__WHAT THE TASK ASKS__
Reproduce every line of these items word for word, in the same order.

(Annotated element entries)
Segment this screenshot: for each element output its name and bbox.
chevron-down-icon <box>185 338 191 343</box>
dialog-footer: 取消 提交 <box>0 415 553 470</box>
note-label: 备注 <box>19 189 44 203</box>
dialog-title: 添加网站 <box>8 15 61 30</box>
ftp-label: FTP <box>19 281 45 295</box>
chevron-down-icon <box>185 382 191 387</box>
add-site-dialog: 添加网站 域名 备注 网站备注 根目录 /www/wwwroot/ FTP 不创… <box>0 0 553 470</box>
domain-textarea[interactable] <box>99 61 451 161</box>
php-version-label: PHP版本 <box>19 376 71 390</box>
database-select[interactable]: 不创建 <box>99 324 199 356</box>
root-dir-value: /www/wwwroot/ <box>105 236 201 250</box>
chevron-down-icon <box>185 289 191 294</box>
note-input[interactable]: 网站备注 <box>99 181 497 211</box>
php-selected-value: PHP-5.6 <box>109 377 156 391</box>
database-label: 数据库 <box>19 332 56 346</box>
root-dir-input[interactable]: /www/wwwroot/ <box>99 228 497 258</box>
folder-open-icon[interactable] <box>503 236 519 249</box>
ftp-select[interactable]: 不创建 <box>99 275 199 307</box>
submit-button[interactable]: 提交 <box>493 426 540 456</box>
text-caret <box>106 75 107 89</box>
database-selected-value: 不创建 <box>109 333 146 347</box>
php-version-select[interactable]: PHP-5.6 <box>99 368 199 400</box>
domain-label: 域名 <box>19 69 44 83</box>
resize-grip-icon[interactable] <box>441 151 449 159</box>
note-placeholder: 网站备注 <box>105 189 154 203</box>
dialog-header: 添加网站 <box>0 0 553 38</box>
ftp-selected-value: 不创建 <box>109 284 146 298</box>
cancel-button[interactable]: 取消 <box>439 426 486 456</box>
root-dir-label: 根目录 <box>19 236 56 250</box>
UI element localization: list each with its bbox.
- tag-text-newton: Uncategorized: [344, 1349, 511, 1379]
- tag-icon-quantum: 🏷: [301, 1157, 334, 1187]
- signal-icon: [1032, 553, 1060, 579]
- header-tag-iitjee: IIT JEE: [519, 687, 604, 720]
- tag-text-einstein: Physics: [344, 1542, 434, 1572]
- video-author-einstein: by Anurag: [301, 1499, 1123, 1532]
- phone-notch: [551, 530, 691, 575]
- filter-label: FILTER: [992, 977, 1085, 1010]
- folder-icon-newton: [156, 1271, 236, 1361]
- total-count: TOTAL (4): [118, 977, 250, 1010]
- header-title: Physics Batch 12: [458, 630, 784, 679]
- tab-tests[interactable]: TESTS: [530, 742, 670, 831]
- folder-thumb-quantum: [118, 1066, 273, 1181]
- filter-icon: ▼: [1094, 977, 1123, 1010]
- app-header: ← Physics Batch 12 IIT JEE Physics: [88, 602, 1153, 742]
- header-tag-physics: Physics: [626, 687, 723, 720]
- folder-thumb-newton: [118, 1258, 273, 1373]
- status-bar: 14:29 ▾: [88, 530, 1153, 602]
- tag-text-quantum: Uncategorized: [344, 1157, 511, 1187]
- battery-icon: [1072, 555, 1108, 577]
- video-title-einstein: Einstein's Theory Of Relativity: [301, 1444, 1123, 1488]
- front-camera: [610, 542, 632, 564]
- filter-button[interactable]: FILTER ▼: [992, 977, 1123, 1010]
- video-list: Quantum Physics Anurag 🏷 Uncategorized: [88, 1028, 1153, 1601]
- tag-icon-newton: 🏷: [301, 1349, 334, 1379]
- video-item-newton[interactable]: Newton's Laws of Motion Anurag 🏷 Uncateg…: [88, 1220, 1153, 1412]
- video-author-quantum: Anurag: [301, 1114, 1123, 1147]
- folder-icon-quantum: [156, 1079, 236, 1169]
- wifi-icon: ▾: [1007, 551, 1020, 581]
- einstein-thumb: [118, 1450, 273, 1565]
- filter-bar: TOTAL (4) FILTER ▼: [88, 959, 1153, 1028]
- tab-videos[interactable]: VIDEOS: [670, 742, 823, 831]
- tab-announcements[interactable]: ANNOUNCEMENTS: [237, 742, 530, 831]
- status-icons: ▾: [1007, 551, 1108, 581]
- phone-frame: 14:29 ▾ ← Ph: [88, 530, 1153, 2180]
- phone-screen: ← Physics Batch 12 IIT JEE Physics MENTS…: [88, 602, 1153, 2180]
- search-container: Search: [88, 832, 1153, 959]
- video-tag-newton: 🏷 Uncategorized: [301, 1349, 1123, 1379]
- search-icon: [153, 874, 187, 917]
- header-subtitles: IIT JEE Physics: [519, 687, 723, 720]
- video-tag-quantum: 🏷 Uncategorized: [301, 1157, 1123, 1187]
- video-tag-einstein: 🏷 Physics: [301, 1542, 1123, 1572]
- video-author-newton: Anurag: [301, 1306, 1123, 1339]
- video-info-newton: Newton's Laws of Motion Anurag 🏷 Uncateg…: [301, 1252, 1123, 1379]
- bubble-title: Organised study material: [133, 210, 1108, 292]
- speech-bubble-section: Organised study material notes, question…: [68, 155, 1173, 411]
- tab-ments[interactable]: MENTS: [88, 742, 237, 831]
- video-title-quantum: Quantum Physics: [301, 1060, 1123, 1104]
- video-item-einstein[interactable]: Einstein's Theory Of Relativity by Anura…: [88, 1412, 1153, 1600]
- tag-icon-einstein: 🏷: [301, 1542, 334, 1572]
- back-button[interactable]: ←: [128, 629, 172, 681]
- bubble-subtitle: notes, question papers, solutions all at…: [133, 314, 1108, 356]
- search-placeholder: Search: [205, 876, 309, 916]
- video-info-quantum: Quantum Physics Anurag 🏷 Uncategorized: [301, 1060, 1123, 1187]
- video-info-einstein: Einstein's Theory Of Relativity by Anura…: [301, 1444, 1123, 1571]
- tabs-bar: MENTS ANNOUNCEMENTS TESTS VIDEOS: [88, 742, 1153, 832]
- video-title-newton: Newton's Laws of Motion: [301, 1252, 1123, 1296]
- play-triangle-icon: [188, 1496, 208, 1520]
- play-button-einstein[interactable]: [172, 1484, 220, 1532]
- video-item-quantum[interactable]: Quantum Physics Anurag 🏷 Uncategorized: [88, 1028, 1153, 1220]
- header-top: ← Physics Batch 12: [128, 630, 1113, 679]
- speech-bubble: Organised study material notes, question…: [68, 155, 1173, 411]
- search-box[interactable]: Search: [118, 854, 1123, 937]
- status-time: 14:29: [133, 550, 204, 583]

__ANSWER BELOW__
Segment this screenshot: for each element output its name and bbox.
chevron-down-icon <box>185 338 191 343</box>
dialog-footer: 取消 提交 <box>0 415 553 470</box>
note-label: 备注 <box>19 189 44 203</box>
dialog-title: 添加网站 <box>8 15 61 30</box>
ftp-label: FTP <box>19 281 45 295</box>
chevron-down-icon <box>185 382 191 387</box>
add-site-dialog: 添加网站 域名 备注 网站备注 根目录 /www/wwwroot/ FTP 不创… <box>0 0 553 470</box>
domain-textarea[interactable] <box>99 61 451 161</box>
php-version-label: PHP版本 <box>19 376 71 390</box>
database-select[interactable]: 不创建 <box>99 324 199 356</box>
root-dir-value: /www/wwwroot/ <box>105 236 201 250</box>
chevron-down-icon <box>185 289 191 294</box>
note-input[interactable]: 网站备注 <box>99 181 497 211</box>
php-selected-value: PHP-5.6 <box>109 377 156 391</box>
database-label: 数据库 <box>19 332 56 346</box>
root-dir-input[interactable]: /www/wwwroot/ <box>99 228 497 258</box>
folder-open-icon[interactable] <box>503 236 519 249</box>
ftp-select[interactable]: 不创建 <box>99 275 199 307</box>
submit-button[interactable]: 提交 <box>493 426 540 456</box>
text-caret <box>106 75 107 89</box>
database-selected-value: 不创建 <box>109 333 146 347</box>
php-version-select[interactable]: PHP-5.6 <box>99 368 199 400</box>
domain-label: 域名 <box>19 69 44 83</box>
resize-grip-icon[interactable] <box>441 151 449 159</box>
note-placeholder: 网站备注 <box>105 189 154 203</box>
dialog-header: 添加网站 <box>0 0 553 38</box>
ftp-selected-value: 不创建 <box>109 284 146 298</box>
cancel-button[interactable]: 取消 <box>439 426 486 456</box>
root-dir-label: 根目录 <box>19 236 56 250</box>
UI element localization: list each with its bbox.
- tag-text-newton: Uncategorized: [344, 1349, 511, 1379]
- tag-icon-quantum: 🏷: [301, 1157, 334, 1187]
- signal-icon: [1032, 553, 1060, 579]
- header-tag-iitjee: IIT JEE: [519, 687, 604, 720]
- tag-text-einstein: Physics: [344, 1542, 434, 1572]
- video-author-einstein: by Anurag: [301, 1499, 1123, 1532]
- phone-notch: [551, 530, 691, 575]
- filter-label: FILTER: [992, 977, 1085, 1010]
- folder-icon-newton: [156, 1271, 236, 1361]
- total-count: TOTAL (4): [118, 977, 250, 1010]
- header-title: Physics Batch 12: [458, 630, 784, 679]
- tab-tests[interactable]: TESTS: [530, 742, 670, 831]
- folder-thumb-quantum: [118, 1066, 273, 1181]
- filter-icon: ▼: [1094, 977, 1123, 1010]
- app-header: ← Physics Batch 12 IIT JEE Physics: [88, 602, 1153, 742]
- header-tag-physics: Physics: [626, 687, 723, 720]
- folder-thumb-newton: [118, 1258, 273, 1373]
- status-bar: 14:29 ▾: [88, 530, 1153, 602]
- tag-text-quantum: Uncategorized: [344, 1157, 511, 1187]
- battery-icon: [1072, 555, 1108, 577]
- video-title-einstein: Einstein's Theory Of Relativity: [301, 1444, 1123, 1488]
- front-camera: [610, 542, 632, 564]
- filter-button[interactable]: FILTER ▼: [992, 977, 1123, 1010]
- video-list: Quantum Physics Anurag 🏷 Uncategorized: [88, 1028, 1153, 1601]
- tag-icon-newton: 🏷: [301, 1349, 334, 1379]
- video-item-newton[interactable]: Newton's Laws of Motion Anurag 🏷 Uncateg…: [88, 1220, 1153, 1412]
- video-author-quantum: Anurag: [301, 1114, 1123, 1147]
- folder-icon-quantum: [156, 1079, 236, 1169]
- wifi-icon: ▾: [1007, 551, 1020, 581]
- einstein-thumb: [118, 1450, 273, 1565]
- filter-bar: TOTAL (4) FILTER ▼: [88, 959, 1153, 1028]
- tab-videos[interactable]: VIDEOS: [670, 742, 823, 831]
- tab-announcements[interactable]: ANNOUNCEMENTS: [237, 742, 530, 831]
- status-icons: ▾: [1007, 551, 1108, 581]
- phone-frame: 14:29 ▾ ← Ph: [88, 530, 1153, 2180]
- phone-screen: ← Physics Batch 12 IIT JEE Physics MENTS…: [88, 602, 1153, 2180]
- search-container: Search: [88, 832, 1153, 959]
- video-tag-newton: 🏷 Uncategorized: [301, 1349, 1123, 1379]
- search-icon: [153, 874, 187, 917]
- header-subtitles: IIT JEE Physics: [519, 687, 723, 720]
- video-tag-quantum: 🏷 Uncategorized: [301, 1157, 1123, 1187]
- video-tag-einstein: 🏷 Physics: [301, 1542, 1123, 1572]
- video-author-newton: Anurag: [301, 1306, 1123, 1339]
- video-info-newton: Newton's Laws of Motion Anurag 🏷 Uncateg…: [301, 1252, 1123, 1379]
- bubble-title: Organised study material: [133, 210, 1108, 292]
- speech-bubble-section: Organised study material notes, question…: [68, 155, 1173, 411]
- tab-ments[interactable]: MENTS: [88, 742, 237, 831]
- video-title-quantum: Quantum Physics: [301, 1060, 1123, 1104]
- video-item-einstein[interactable]: Einstein's Theory Of Relativity by Anura…: [88, 1412, 1153, 1600]
- tag-icon-einstein: 🏷: [301, 1542, 334, 1572]
- back-button[interactable]: ←: [128, 629, 172, 681]
- bubble-subtitle: notes, question papers, solutions all at…: [133, 314, 1108, 356]
- search-placeholder: Search: [205, 876, 309, 916]
- video-info-quantum: Quantum Physics Anurag 🏷 Uncategorized: [301, 1060, 1123, 1187]
- video-info-einstein: Einstein's Theory Of Relativity by Anura…: [301, 1444, 1123, 1571]
- tabs-bar: MENTS ANNOUNCEMENTS TESTS VIDEOS: [88, 742, 1153, 832]
- video-title-newton: Newton's Laws of Motion: [301, 1252, 1123, 1296]
- play-triangle-icon: [188, 1496, 208, 1520]
- play-button-einstein[interactable]: [172, 1484, 220, 1532]
- video-item-quantum[interactable]: Quantum Physics Anurag 🏷 Uncategorized: [88, 1028, 1153, 1220]
- header-top: ← Physics Batch 12: [128, 630, 1113, 679]
- speech-bubble: Organised study material notes, question…: [68, 155, 1173, 411]
- search-box[interactable]: Search: [118, 854, 1123, 937]
- status-time: 14:29: [133, 550, 204, 583]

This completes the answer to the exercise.